Job | Can you copy the lines exactly, from the first one up to and including the line with "x-tick-label: ۱۳۹۹/۳/۱۷: [1009, 565, 1027, 632]"?

* BEGIN Task input *

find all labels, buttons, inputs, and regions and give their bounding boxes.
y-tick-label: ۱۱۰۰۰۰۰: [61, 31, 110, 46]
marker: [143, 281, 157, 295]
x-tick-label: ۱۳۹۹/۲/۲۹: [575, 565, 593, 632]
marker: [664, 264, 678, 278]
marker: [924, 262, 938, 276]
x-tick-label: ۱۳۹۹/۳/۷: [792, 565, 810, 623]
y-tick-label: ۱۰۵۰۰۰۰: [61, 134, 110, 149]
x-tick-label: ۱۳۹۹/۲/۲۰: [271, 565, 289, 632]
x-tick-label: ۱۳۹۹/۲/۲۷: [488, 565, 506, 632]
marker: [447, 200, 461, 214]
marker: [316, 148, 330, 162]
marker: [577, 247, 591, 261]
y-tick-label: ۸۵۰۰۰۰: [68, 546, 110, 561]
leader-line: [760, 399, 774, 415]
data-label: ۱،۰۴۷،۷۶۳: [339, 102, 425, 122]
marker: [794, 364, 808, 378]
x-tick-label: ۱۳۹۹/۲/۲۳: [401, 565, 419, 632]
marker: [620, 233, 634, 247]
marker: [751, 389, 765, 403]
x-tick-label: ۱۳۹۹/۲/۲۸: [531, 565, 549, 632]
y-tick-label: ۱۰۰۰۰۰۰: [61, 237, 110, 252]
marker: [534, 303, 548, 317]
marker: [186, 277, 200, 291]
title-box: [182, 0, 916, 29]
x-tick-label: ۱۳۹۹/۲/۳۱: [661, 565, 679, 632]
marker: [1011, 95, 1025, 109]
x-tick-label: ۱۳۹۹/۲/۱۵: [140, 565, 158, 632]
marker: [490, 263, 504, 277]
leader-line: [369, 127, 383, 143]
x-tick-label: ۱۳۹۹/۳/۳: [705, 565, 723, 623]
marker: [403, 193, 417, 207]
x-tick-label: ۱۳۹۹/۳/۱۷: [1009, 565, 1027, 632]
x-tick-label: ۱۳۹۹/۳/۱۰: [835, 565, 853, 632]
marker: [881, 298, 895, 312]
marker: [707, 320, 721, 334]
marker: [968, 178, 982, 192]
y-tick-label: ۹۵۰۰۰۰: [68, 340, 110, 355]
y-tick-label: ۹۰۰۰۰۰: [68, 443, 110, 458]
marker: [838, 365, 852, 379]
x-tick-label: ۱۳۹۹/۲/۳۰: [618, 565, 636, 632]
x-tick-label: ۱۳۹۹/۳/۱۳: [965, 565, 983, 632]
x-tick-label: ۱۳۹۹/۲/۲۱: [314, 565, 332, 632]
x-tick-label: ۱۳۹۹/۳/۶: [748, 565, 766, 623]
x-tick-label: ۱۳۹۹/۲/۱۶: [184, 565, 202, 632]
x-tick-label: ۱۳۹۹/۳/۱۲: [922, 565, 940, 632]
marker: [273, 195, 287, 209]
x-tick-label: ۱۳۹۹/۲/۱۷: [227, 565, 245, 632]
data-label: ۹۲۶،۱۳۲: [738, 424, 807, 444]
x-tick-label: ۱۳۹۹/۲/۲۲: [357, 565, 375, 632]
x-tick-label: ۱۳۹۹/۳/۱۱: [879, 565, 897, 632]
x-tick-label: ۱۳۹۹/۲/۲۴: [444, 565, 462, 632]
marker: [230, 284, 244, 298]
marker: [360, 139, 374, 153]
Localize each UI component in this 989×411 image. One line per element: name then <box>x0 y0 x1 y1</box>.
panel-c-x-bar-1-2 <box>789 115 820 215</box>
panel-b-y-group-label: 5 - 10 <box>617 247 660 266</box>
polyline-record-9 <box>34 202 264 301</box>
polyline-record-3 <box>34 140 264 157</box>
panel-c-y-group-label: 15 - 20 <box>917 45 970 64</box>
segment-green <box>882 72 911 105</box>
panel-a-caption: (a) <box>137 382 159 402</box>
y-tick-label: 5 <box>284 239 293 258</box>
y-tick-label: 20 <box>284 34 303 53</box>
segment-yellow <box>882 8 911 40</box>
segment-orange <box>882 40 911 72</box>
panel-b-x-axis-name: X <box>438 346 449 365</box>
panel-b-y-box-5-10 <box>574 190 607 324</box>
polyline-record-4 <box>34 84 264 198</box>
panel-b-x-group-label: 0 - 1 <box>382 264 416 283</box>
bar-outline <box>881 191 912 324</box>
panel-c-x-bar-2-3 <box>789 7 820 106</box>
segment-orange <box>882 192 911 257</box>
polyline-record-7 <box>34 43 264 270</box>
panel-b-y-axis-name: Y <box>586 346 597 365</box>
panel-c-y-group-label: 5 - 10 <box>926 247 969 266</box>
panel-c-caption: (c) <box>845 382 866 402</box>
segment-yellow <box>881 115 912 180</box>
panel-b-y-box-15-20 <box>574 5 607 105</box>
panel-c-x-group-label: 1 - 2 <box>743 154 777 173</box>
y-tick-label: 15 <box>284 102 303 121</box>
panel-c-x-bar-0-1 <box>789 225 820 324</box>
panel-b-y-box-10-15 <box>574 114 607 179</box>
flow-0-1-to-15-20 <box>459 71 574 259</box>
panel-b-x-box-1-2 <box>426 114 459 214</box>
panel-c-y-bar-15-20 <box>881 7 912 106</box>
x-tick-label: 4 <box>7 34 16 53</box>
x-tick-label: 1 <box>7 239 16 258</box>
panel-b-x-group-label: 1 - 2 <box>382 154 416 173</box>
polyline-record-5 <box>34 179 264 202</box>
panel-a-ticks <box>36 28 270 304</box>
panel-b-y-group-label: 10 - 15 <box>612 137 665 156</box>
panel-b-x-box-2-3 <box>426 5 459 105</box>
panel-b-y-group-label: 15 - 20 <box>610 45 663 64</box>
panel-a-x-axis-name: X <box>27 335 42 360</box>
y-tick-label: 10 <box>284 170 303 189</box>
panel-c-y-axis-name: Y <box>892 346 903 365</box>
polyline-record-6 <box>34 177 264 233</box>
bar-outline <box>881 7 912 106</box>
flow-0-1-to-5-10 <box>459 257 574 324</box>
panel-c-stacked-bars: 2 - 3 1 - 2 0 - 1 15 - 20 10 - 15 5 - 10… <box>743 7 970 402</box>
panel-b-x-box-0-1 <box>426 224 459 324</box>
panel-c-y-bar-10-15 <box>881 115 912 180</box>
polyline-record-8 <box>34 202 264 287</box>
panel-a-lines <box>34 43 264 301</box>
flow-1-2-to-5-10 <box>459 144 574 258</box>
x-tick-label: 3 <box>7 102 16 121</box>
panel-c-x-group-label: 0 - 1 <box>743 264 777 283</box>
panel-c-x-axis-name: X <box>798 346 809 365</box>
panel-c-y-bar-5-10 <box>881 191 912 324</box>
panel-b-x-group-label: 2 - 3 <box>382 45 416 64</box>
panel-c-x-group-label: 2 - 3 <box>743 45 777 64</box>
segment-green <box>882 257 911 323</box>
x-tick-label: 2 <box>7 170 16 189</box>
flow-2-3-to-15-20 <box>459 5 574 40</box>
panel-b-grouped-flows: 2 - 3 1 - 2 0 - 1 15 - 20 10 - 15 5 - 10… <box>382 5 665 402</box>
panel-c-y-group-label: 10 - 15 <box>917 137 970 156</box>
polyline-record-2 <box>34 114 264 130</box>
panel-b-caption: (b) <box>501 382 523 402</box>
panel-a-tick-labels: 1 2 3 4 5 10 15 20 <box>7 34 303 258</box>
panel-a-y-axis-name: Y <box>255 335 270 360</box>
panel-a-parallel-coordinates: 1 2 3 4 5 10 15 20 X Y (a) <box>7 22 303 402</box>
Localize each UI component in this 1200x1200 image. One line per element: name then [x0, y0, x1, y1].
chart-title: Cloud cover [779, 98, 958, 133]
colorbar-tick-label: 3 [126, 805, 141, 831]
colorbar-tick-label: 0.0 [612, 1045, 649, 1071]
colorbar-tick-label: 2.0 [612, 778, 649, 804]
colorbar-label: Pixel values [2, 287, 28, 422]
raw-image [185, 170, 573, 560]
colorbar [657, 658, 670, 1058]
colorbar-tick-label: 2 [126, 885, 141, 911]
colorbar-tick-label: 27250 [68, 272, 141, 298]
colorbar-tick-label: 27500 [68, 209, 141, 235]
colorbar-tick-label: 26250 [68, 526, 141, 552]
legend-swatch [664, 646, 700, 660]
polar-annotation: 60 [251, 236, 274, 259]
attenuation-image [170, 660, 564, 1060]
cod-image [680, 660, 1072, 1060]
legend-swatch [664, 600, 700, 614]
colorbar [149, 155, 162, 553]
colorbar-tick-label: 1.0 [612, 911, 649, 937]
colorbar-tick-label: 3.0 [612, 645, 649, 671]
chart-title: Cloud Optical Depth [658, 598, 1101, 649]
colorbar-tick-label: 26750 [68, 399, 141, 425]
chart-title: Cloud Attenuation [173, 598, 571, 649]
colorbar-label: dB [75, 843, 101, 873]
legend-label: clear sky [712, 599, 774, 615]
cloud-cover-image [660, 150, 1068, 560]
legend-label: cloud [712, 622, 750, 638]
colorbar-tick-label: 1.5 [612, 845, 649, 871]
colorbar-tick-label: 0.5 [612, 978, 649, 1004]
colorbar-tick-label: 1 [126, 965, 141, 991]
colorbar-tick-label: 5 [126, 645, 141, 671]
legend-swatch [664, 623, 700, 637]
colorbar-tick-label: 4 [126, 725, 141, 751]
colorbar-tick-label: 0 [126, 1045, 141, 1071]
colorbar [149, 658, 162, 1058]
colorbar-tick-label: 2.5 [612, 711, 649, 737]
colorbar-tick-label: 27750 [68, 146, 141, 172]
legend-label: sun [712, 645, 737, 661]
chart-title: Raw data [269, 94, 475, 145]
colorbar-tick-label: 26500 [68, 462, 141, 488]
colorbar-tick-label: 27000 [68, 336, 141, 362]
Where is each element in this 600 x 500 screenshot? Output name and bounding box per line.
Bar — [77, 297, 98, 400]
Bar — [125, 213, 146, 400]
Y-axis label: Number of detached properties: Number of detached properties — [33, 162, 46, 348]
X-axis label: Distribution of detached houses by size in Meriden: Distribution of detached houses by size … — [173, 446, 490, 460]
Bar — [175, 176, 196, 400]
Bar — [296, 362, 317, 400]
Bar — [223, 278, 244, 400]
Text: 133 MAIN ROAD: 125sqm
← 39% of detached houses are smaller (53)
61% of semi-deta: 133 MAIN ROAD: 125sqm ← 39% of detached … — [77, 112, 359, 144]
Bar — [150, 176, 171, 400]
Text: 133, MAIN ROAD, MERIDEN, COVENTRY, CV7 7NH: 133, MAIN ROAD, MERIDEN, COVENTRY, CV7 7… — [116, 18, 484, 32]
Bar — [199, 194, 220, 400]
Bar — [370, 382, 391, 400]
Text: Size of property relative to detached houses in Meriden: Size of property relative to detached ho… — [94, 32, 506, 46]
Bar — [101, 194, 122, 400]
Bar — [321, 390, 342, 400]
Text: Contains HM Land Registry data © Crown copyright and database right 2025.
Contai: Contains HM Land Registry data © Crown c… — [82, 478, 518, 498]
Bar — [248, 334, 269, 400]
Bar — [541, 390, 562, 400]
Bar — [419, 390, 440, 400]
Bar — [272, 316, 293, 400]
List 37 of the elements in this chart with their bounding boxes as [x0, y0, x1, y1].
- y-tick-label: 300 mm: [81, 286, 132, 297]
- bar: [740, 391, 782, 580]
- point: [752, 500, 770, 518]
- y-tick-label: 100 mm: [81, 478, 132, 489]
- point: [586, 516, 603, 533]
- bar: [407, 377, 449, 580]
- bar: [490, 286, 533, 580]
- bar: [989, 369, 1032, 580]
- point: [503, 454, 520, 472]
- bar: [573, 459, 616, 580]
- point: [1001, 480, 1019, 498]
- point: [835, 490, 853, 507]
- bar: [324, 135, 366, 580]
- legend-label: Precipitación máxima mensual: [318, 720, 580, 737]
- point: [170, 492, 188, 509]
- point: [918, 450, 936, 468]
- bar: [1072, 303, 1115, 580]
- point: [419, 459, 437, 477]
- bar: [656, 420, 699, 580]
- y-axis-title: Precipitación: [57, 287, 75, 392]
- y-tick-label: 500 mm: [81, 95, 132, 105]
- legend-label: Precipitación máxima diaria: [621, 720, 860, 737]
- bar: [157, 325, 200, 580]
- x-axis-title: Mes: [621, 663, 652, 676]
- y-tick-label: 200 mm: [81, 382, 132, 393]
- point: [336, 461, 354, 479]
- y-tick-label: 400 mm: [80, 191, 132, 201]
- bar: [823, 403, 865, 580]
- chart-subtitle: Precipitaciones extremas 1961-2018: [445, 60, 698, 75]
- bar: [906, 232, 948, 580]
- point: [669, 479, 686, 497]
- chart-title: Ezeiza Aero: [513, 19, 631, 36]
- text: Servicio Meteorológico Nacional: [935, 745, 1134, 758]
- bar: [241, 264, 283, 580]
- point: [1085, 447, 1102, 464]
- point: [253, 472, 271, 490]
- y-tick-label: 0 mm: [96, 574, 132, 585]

* END Task input *

Correct answer |
find all labels, buttons, inputs, and regions and give their bounding boxes.
y-tick-label: ۱۱۰۰۰۰۰: [61, 31, 110, 46]
marker: [143, 281, 157, 295]
x-tick-label: ۱۳۹۹/۲/۲۹: [575, 565, 593, 632]
marker: [664, 264, 678, 278]
marker: [924, 262, 938, 276]
x-tick-label: ۱۳۹۹/۳/۷: [792, 565, 810, 623]
y-tick-label: ۱۰۵۰۰۰۰: [61, 134, 110, 149]
x-tick-label: ۱۳۹۹/۲/۲۰: [271, 565, 289, 632]
x-tick-label: ۱۳۹۹/۲/۲۷: [488, 565, 506, 632]
marker: [447, 200, 461, 214]
marker: [316, 148, 330, 162]
marker: [577, 247, 591, 261]
y-tick-label: ۸۵۰۰۰۰: [68, 546, 110, 561]
leader-line: [760, 399, 774, 415]
data-label: ۱،۰۴۷،۷۶۳: [339, 102, 425, 122]
marker: [794, 364, 808, 378]
x-tick-label: ۱۳۹۹/۲/۲۳: [401, 565, 419, 632]
marker: [620, 233, 634, 247]
marker: [751, 389, 765, 403]
x-tick-label: ۱۳۹۹/۲/۲۸: [531, 565, 549, 632]
y-tick-label: ۱۰۰۰۰۰۰: [61, 237, 110, 252]
marker: [534, 303, 548, 317]
marker: [186, 277, 200, 291]
title-box: [182, 0, 916, 29]
x-tick-label: ۱۳۹۹/۲/۳۱: [661, 565, 679, 632]
marker: [1011, 95, 1025, 109]
x-tick-label: ۱۳۹۹/۲/۱۵: [140, 565, 158, 632]
marker: [490, 263, 504, 277]
leader-line: [369, 127, 383, 143]
x-tick-label: ۱۳۹۹/۳/۳: [705, 565, 723, 623]
marker: [403, 193, 417, 207]
x-tick-label: ۱۳۹۹/۳/۱۷: [1009, 565, 1027, 632]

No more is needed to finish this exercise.